- Directions:
From the listing below, work out how many lines contain "JSON". Reply with that number only.

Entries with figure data

====

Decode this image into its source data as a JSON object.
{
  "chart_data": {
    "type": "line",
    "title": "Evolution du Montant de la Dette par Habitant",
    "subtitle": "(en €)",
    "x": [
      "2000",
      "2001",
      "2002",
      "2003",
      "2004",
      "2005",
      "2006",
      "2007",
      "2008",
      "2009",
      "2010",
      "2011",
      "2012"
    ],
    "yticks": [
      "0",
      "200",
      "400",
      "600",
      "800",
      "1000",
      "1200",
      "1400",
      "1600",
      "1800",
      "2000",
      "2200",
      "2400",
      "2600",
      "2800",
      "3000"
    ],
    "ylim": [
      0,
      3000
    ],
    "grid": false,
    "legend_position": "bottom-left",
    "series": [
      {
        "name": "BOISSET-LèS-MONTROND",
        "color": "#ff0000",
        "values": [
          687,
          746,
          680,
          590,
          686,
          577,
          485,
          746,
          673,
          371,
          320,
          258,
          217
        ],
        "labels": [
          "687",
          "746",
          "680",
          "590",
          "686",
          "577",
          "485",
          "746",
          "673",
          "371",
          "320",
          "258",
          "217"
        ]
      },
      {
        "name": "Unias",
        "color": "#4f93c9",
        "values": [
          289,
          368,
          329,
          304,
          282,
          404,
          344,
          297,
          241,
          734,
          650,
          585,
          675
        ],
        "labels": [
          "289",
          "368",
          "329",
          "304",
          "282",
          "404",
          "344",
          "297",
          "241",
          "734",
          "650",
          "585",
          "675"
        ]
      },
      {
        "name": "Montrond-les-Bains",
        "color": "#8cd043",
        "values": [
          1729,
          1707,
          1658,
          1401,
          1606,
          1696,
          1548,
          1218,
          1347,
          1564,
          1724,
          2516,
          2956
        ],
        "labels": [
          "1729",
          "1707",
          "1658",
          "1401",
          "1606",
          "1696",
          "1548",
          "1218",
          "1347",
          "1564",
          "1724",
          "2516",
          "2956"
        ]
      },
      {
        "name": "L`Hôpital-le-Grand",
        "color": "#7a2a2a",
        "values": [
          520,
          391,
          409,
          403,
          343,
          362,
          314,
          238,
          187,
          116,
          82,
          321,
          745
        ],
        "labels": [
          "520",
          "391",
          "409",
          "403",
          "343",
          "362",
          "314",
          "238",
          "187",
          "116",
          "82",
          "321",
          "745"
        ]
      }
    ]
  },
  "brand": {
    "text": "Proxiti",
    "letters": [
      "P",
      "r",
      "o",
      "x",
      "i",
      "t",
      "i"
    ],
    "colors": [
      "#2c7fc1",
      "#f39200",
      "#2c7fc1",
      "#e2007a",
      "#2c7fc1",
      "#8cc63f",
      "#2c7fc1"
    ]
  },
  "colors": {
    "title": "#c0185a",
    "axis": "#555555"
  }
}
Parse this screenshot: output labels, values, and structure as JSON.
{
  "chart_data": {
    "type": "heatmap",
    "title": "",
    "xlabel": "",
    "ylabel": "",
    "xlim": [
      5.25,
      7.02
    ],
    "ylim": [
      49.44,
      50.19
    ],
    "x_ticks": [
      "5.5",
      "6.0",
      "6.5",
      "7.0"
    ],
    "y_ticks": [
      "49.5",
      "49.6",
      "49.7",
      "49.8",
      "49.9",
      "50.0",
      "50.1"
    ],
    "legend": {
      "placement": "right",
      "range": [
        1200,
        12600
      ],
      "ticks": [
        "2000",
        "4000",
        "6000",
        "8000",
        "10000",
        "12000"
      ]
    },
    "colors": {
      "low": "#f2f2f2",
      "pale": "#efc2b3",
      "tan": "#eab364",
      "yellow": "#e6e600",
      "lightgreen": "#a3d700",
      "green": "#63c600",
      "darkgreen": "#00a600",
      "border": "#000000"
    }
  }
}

====

- Reply to the task:
2